Problem to solve >> The records below need retyping in full; give them again exactly.
- - -
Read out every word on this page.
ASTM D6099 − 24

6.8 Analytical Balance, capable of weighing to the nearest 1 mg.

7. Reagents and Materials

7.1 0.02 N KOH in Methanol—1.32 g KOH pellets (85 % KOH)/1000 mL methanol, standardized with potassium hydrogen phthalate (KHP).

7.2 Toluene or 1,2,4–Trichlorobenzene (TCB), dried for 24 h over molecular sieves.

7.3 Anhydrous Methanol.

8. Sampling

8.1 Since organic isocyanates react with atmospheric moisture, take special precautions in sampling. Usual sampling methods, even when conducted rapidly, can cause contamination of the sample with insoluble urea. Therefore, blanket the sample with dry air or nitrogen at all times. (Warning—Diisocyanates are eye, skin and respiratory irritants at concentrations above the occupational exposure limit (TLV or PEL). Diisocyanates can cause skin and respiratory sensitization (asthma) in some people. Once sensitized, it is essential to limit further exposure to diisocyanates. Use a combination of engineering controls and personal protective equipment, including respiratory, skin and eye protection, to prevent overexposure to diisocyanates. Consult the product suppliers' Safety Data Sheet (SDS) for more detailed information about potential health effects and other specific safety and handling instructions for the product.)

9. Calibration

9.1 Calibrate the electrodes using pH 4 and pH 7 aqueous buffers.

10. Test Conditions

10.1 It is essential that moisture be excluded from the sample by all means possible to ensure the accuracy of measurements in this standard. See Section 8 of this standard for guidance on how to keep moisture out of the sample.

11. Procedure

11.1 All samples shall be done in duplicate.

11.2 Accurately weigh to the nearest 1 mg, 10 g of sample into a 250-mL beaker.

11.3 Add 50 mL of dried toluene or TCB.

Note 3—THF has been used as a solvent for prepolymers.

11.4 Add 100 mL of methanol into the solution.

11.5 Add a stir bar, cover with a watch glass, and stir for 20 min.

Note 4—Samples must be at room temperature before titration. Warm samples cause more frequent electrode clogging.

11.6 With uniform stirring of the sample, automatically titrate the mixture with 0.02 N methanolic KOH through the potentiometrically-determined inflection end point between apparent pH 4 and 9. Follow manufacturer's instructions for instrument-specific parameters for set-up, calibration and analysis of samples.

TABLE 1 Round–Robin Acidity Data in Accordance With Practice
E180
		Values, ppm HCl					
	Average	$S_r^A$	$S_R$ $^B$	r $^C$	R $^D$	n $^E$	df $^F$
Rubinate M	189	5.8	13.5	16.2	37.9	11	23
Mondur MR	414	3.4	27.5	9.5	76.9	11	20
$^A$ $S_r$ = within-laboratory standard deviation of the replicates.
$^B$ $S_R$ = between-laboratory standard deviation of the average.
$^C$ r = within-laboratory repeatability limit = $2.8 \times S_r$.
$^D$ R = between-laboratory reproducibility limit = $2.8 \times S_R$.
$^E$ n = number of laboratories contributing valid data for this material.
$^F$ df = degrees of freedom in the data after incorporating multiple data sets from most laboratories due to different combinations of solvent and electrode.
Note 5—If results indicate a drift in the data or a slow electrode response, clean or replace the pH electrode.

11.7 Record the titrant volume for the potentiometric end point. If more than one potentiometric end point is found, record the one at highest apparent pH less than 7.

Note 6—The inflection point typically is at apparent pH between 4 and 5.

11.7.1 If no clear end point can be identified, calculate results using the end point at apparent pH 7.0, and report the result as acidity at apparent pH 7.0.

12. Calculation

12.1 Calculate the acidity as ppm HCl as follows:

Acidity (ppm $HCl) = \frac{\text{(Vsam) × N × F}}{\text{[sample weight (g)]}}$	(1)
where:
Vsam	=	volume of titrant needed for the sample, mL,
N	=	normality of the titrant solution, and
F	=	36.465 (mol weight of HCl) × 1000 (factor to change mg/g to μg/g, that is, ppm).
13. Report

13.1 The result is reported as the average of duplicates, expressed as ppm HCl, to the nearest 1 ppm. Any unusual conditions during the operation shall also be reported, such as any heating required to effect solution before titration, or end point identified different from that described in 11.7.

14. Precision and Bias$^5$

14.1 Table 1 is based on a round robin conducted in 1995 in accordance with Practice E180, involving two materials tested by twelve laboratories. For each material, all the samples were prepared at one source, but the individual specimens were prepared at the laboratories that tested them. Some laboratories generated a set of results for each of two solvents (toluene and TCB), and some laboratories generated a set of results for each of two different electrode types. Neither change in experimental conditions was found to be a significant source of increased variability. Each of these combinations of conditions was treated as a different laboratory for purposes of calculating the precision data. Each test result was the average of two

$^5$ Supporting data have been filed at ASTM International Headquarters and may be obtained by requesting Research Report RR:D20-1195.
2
- - -
Expected answer >>
Read out every word on this page.
ASTM D6099 − 24

6.8 Analytical Balance, capable of weighing to the nearest 1 mg.

7. Reagents and Materials

7.1 0.02 N KOH in Methanol—1.32 g KOH pellets (85 % KOH)/1000 mL methanol, standardized with potassium hydrogen phthalate (KHP).

7.2 Toluene or 1,2,4–Trichlorobenzene (TCB), dried for 24 h over molecular sieves.

7.3 Anhydrous Methanol.

8. Sampling

8.1 Since organic isocyanates react with atmospheric moisture, take special precautions in sampling. Usual sampling methods, even when conducted rapidly, can cause contamination of the sample with insoluble urea. Therefore, blanket the sample with dry air or nitrogen at all times. (Warning—Diisocyanates are eye, skin and respiratory irritants at concentrations above the occupational exposure limit (TLV or PEL). Diisocyanates can cause skin and respiratory sensitization (asthma) in some people. Once sensitized, it is essential to limit further exposure to diisocyanates. Use a combination of engineering controls and personal protective equipment, including respiratory, skin and eye protection, to prevent overexposure to diisocyanates. Consult the product suppliers' Safety Data Sheet (SDS) for more detailed information about potential health effects and other specific safety and handling instructions for the product.)

9. Calibration

9.1 Calibrate the electrodes using pH 4 and pH 7 aqueous buffers.

10. Test Conditions

10.1 It is essential that moisture be excluded from the sample by all means possible to ensure the accuracy of measurements in this standard. See Section 8 of this standard for guidance on how to keep moisture out of the sample.

11. Procedure

11.1 All samples shall be done in duplicate.

11.2 Accurately weigh to the nearest 1 mg, 10 g of sample into a 250-mL beaker.

11.3 Add 50 mL of dried toluene or TCB.

Note 3—THF has been used as a solvent for prepolymers.

11.4 Add 100 mL of methanol into the solution.

11.5 Add a stir bar, cover with a watch glass, and stir for 20 min.

Note 4—Samples must be at room temperature before titration. Warm samples cause more frequent electrode clogging.

11.6 With uniform stirring of the sample, automatically titrate the mixture with 0.02 N methanolic KOH through the potentiometrically-determined inflection end point between apparent pH 4 and 9. Follow manufacturer's instructions for instrument-specific parameters for set-up, calibration and analysis of samples.

TABLE 1 Round–Robin Acidity Data in Accordance With Practice
E180
		Values, ppm HCl					
	Average	$S_r^A$	$S_R$ $^B$	r $^C$	R $^D$	n $^E$	df $^F$
Rubinate M	189	5.8	13.5	16.2	37.9	11	23
Mondur MR	414	3.4	27.5	9.5	76.9	11	20
$^A$ $S_r$ = within-laboratory standard deviation of the replicates.
$^B$ $S_R$ = between-laboratory standard deviation of the average.
$^C$ r = within-laboratory repeatability limit = $2.8 \times S_r$.
$^D$ R = between-laboratory reproducibility limit = $2.8 \times S_R$.
$^E$ n = number of laboratories contributing valid data for this material.
$^F$ df = degrees of freedom in the data after incorporating multiple data sets from most laboratories due to different combinations of solvent and electrode.
Note 5—If results indicate a drift in the data or a slow electrode response, clean or replace the pH electrode.

11.7 Record the titrant volume for the potentiometric end point. If more than one potentiometric end point is found, record the one at highest apparent pH less than 7.

Note 6—The inflection point typically is at apparent pH between 4 and 5.

11.7.1 If no clear end point can be identified, calculate results using the end point at apparent pH 7.0, and report the result as acidity at apparent pH 7.0.

12. Calculation

12.1 Calculate the acidity as ppm HCl as follows:

Acidity (ppm $HCl) = \frac{\text{(Vsam) × N × F}}{\text{[sample weight (g)]}}$	(1)
where:
Vsam	=	volume of titrant needed for the sample, mL,
N	=	normality of the titrant solution, and
F	=	36.465 (mol weight of HCl) × 1000 (factor to change mg/g to μg/g, that is, ppm).
13. Report

13.1 The result is reported as the average of duplicates, expressed as ppm HCl, to the nearest 1 ppm. Any unusual conditions during the operation shall also be reported, such as any heating required to effect solution before titration, or end point identified different from that described in 11.7.

14. Precision and Bias$^5$

14.1 Table 1 is based on a round robin conducted in 1995 in accordance with Practice E180, involving two materials tested by twelve laboratories. For each material, all the samples were prepared at one source, but the individual specimens were prepared at the laboratories that tested them. Some laboratories generated a set of results for each of two solvents (toluene and TCB), and some laboratories generated a set of results for each of two different electrode types. Neither change in experimental conditions was found to be a significant source of increased variability. Each of these combinations of conditions was treated as a different laboratory for purposes of calculating the precision data. Each test result was the average of two

$^5$ Supporting data have been filed at ASTM International Headquarters and may be obtained by requesting Research Report RR:D20-1195.
2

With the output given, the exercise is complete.